Data items
★ ★ ★ ★ ★

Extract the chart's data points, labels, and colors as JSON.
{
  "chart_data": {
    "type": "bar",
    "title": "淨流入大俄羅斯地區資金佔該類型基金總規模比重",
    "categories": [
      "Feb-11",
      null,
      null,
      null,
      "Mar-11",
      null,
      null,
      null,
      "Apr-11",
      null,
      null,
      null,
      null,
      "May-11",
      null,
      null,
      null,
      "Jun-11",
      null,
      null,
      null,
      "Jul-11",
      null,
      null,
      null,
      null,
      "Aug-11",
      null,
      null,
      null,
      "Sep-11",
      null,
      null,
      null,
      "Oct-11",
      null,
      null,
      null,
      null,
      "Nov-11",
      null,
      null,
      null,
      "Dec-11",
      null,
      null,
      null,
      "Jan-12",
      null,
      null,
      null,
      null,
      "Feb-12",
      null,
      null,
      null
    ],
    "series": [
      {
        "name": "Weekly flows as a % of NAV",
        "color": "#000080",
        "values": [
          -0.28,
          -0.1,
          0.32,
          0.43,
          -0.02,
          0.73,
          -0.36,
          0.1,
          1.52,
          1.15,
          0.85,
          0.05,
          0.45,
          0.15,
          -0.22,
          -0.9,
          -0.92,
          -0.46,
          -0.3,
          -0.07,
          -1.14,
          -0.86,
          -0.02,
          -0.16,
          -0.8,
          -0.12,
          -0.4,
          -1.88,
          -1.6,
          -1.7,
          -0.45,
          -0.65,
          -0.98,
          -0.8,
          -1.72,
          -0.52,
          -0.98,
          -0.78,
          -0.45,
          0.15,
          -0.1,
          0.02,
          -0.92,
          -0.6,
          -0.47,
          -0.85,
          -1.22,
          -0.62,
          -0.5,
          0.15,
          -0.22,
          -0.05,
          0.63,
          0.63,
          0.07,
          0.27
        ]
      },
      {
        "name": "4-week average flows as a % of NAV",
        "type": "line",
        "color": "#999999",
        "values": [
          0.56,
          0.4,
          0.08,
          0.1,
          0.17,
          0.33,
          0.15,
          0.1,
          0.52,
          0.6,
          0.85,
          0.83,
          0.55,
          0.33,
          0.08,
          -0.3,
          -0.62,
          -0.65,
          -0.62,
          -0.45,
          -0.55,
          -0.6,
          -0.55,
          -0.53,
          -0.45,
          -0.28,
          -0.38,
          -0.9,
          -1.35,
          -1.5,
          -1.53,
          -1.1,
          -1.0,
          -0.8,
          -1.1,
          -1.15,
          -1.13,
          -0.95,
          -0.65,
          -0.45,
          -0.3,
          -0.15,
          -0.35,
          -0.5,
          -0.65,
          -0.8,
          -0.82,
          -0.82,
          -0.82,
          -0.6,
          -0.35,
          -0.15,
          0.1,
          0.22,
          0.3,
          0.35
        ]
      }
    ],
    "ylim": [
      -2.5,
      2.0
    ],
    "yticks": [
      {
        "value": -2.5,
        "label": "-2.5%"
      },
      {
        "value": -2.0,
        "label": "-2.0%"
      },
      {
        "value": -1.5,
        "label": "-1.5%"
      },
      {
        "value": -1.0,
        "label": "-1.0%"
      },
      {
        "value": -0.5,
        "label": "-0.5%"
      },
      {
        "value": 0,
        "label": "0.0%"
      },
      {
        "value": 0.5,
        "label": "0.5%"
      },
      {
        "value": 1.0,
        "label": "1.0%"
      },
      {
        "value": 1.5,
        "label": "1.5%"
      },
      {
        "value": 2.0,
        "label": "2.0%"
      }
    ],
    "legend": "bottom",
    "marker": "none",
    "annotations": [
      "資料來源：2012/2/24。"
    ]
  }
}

★ ★ ★ ★ ★

Every line above should be written out again exactly as it stands.

Full output —
Extract the chart's data points, labels, and colors as JSON.
{
  "chart_data": {
    "type": "bar",
    "title": "淨流入大俄羅斯地區資金佔該類型基金總規模比重",
    "categories": [
      "Feb-11",
      null,
      null,
      null,
      "Mar-11",
      null,
      null,
      null,
      "Apr-11",
      null,
      null,
      null,
      null,
      "May-11",
      null,
      null,
      null,
      "Jun-11",
      null,
      null,
      null,
      "Jul-11",
      null,
      null,
      null,
      null,
      "Aug-11",
      null,
      null,
      null,
      "Sep-11",
      null,
      null,
      null,
      "Oct-11",
      null,
      null,
      null,
      null,
      "Nov-11",
      null,
      null,
      null,
      "Dec-11",
      null,
      null,
      null,
      "Jan-12",
      null,
      null,
      null,
      null,
      "Feb-12",
      null,
      null,
      null
    ],
    "series": [
      {
        "name": "Weekly flows as a % of NAV",
        "color": "#000080",
        "values": [
          -0.28,
          -0.1,
          0.32,
          0.43,
          -0.02,
          0.73,
          -0.36,
          0.1,
          1.52,
          1.15,
          0.85,
          0.05,
          0.45,
          0.15,
          -0.22,
          -0.9,
          -0.92,
          -0.46,
          -0.3,
          -0.07,
          -1.14,
          -0.86,
          -0.02,
          -0.16,
          -0.8,
          -0.12,
          -0.4,
          -1.88,
          -1.6,
          -1.7,
          -0.45,
          -0.65,
          -0.98,
          -0.8,
          -1.72,
          -0.52,
          -0.98,
          -0.78,
          -0.45,
          0.15,
          -0.1,
          0.02,
          -0.92,
          -0.6,
          -0.47,
          -0.85,
          -1.22,
          -0.62,
          -0.5,
          0.15,
          -0.22,
          -0.05,
          0.63,
          0.63,
          0.07,
          0.27
        ]
      },
      {
        "name": "4-week average flows as a % of NAV",
        "type": "line",
        "color": "#999999",
        "values": [
          0.56,
          0.4,
          0.08,
          0.1,
          0.17,
          0.33,
          0.15,
          0.1,
          0.52,
          0.6,
          0.85,
          0.83,
          0.55,
          0.33,
          0.08,
          -0.3,
          -0.62,
          -0.65,
          -0.62,
          -0.45,
          -0.55,
          -0.6,
          -0.55,
          -0.53,
          -0.45,
          -0.28,
          -0.38,
          -0.9,
          -1.35,
          -1.5,
          -1.53,
          -1.1,
          -1.0,
          -0.8,
          -1.1,
          -1.15,
          -1.13,
          -0.95,
          -0.65,
          -0.45,
          -0.3,
          -0.15,
          -0.35,
          -0.5,
          -0.65,
          -0.8,
          -0.82,
          -0.82,
          -0.82,
          -0.6,
          -0.35,
          -0.15,
          0.1,
          0.22,
          0.3,
          0.35
        ]
      }
    ],
    "ylim": [
      -2.5,
      2.0
    ],
    "yticks": [
      {
        "value": -2.5,
        "label": "-2.5%"
      },
      {
        "value": -2.0,
        "label": "-2.0%"
      },
      {
        "value": -1.5,
        "label": "-1.5%"
      },
      {
        "value": -1.0,
        "label": "-1.0%"
      },
      {
        "value": -0.5,
        "label": "-0.5%"
      },
      {
        "value": 0,
        "label": "0.0%"
      },
      {
        "value": 0.5,
        "label": "0.5%"
      },
      {
        "value": 1.0,
        "label": "1.0%"
      },
      {
        "value": 1.5,
        "label": "1.5%"
      },
      {
        "value": 2.0,
        "label": "2.0%"
      }
    ],
    "legend": "bottom",
    "marker": "none",
    "annotations": [
      "資料來源：2012/2/24。"
    ]
  }
}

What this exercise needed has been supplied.